Report each line of the data that has "label" somewhere in it.

## start Raw records

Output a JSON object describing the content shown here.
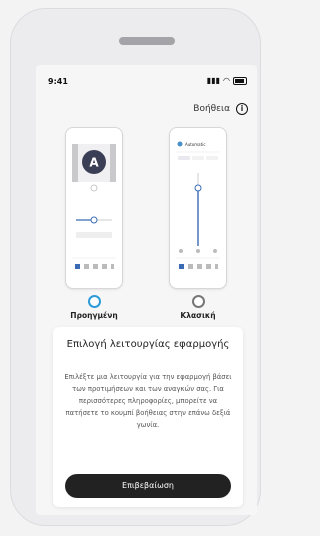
{
  "status": {
    "time": "9:41"
  },
  "help": {
    "label": "Βοήθεια",
    "icon": "info-icon"
  },
  "options": [
    {
      "label": "Προηγμένη",
      "selected": true,
      "preview_badge": "A"
    },
    {
      "label": "Κλασική",
      "selected": false,
      "preview_header": "Automatic"
    }
  ],
  "card": {
    "title": "Επιλογή λειτουργίας εφαρμογής",
    "description": "Επιλέξτε μια λειτουργία για την εφαρμογή βάσει των προτιμήσεων και των αναγκών σας. Για περισσότερες πληροφορίες, μπορείτε να πατήσετε το κουμπί βοήθειας στην επάνω δεξιά γωνία.",
    "button": "Επιβεβαίωση"
  },
  "colors": {
    "accent": "#2d9bd8",
    "button_bg": "#222222"
  }
}
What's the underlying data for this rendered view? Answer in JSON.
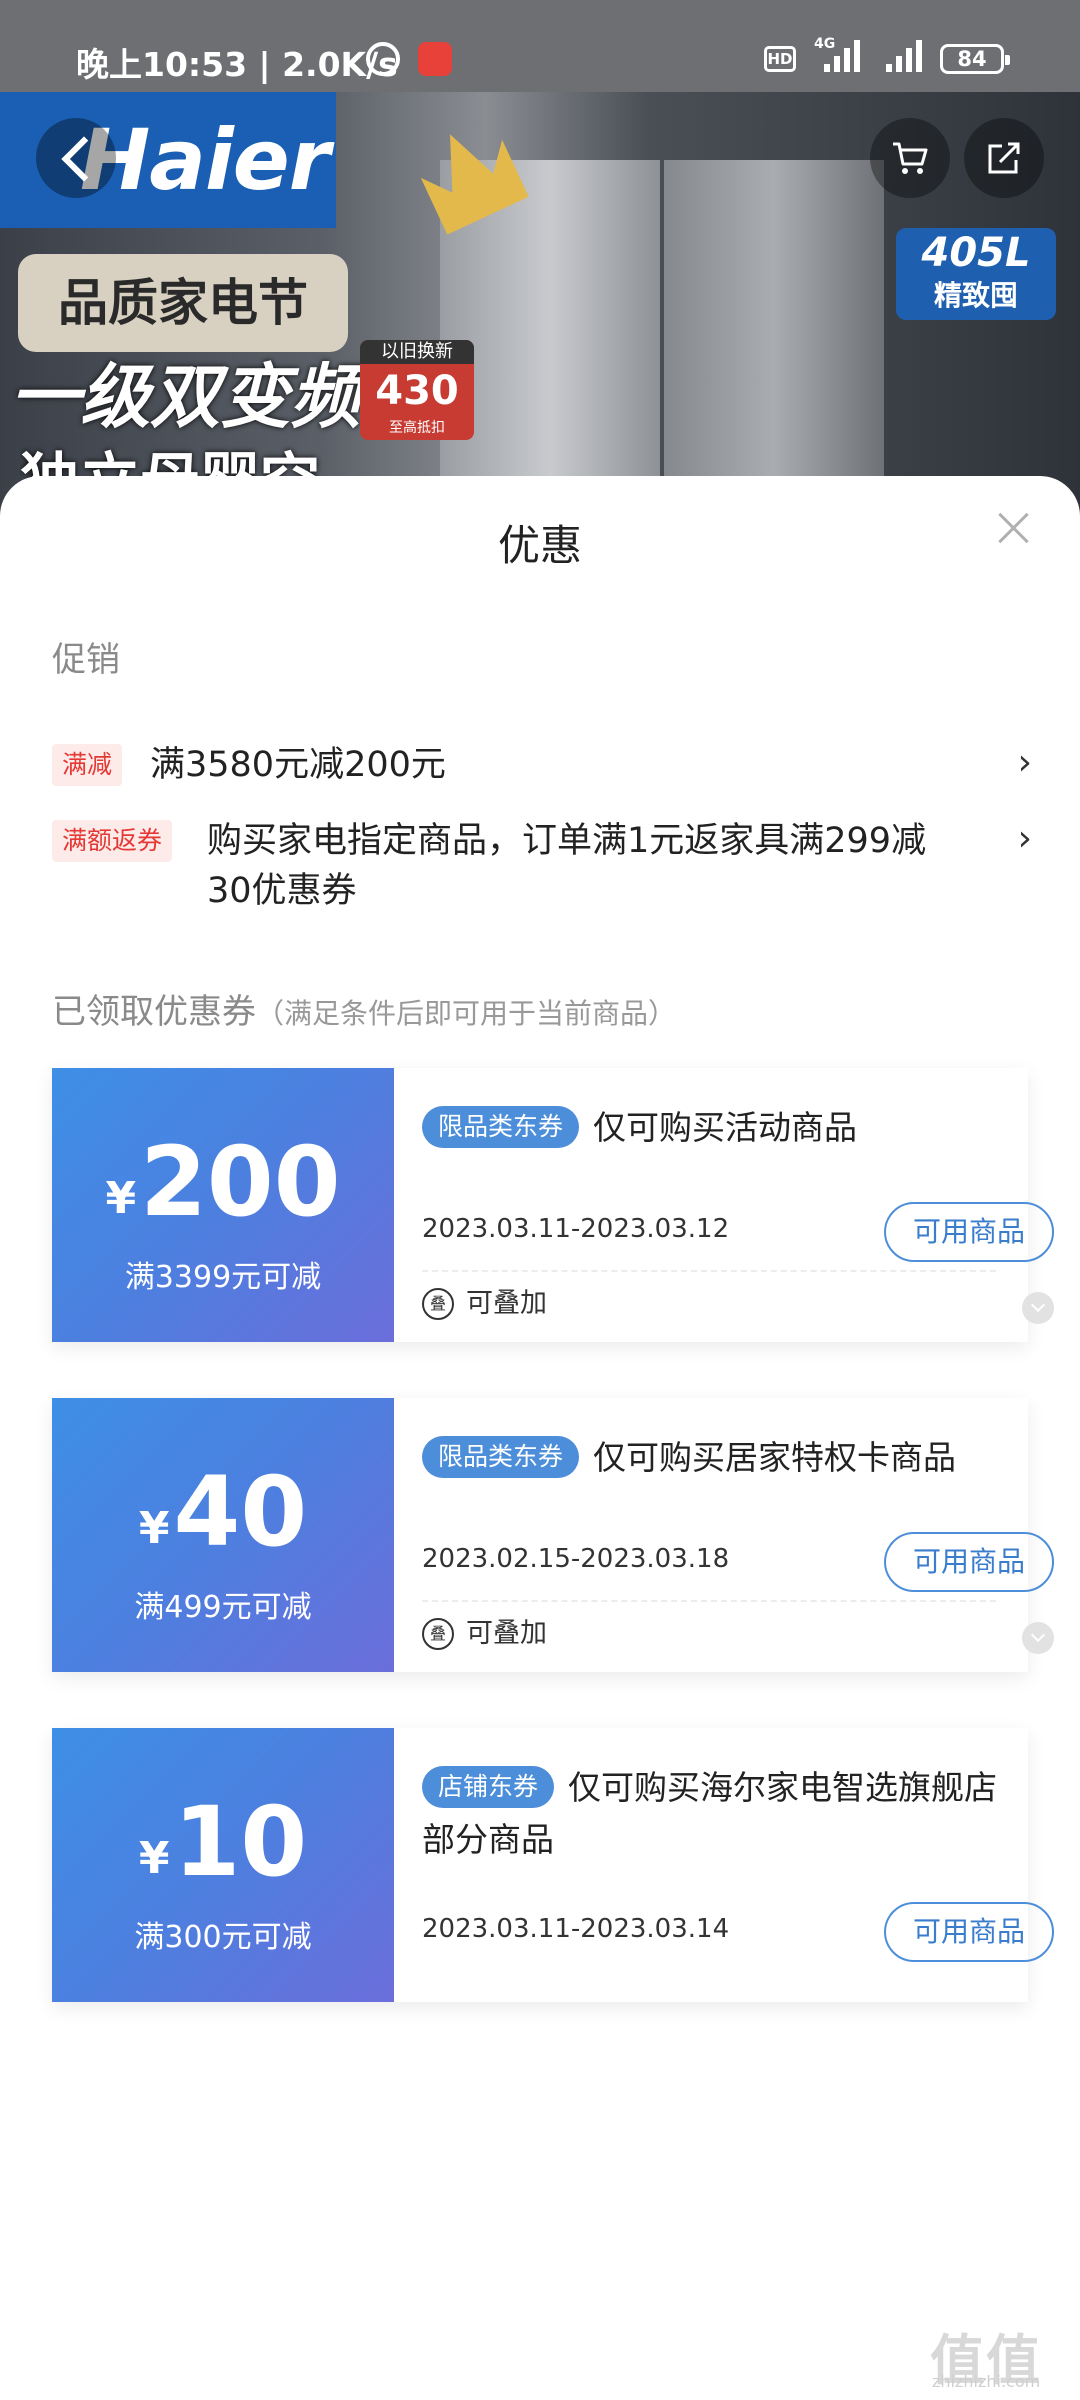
{
  "status_bar": {
    "time": "晚上10:53 | 2.0K/s",
    "hd": "HD",
    "network": "4G",
    "battery": "84"
  },
  "banner": {
    "brand": "Haier",
    "tag_main": "405L",
    "tag_sub": "精致囤",
    "festival": "品质家电节",
    "headline": "一级双变频",
    "headline2": "独立母婴空间",
    "trade_in_top": "以旧换新",
    "trade_in_value": "430",
    "trade_in_bottom": "至高抵扣"
  },
  "sheet": {
    "title": "优惠",
    "promo_section": "促销",
    "promos": [
      {
        "tag": "满减",
        "text": "满3580元减200元"
      },
      {
        "tag": "满额返券",
        "text": "购买家电指定商品，订单满1元返家具满299减30优惠券"
      }
    ],
    "coupon_section": "已领取优惠券",
    "coupon_section_sub": "（满足条件后即可用于当前商品）",
    "coupons": [
      {
        "currency": "¥",
        "amount": "200",
        "condition": "满3399元可减",
        "tag": "限品类东券",
        "desc": "仅可购买活动商品",
        "date": "2023.03.11-2023.03.12",
        "button": "可用商品",
        "stack_icon": "叠",
        "stack": "可叠加"
      },
      {
        "currency": "¥",
        "amount": "40",
        "condition": "满499元可减",
        "tag": "限品类东券",
        "desc": "仅可购买居家特权卡商品",
        "date": "2023.02.15-2023.03.18",
        "button": "可用商品",
        "stack_icon": "叠",
        "stack": "可叠加"
      },
      {
        "currency": "¥",
        "amount": "10",
        "condition": "满300元可减",
        "tag": "店铺东券",
        "desc": "仅可购买海尔家电智选旗舰店部分商品",
        "date": "2023.03.11-2023.03.14",
        "button": "可用商品"
      }
    ]
  },
  "watermark": {
    "main": "值值值",
    "sub": "zhizhizhi.com"
  },
  "colors": {
    "accent": "#4c8ed9",
    "promo_tag_bg": "#fdebea",
    "promo_tag_text": "#e53935",
    "coupon_gradient_start": "#3e8fe6",
    "coupon_gradient_end": "#6b6edb"
  },
  "icons": [
    "alarm-icon",
    "app-icon",
    "signal-icon",
    "battery-icon",
    "back-icon",
    "cart-icon",
    "share-icon",
    "close-icon",
    "chevron-right-icon",
    "stack-icon",
    "expand-icon"
  ]
}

## end Raw records

## Response
    "label": "Βοήθεια",
      "label": "Προηγμένη",
      "label": "Κλασική",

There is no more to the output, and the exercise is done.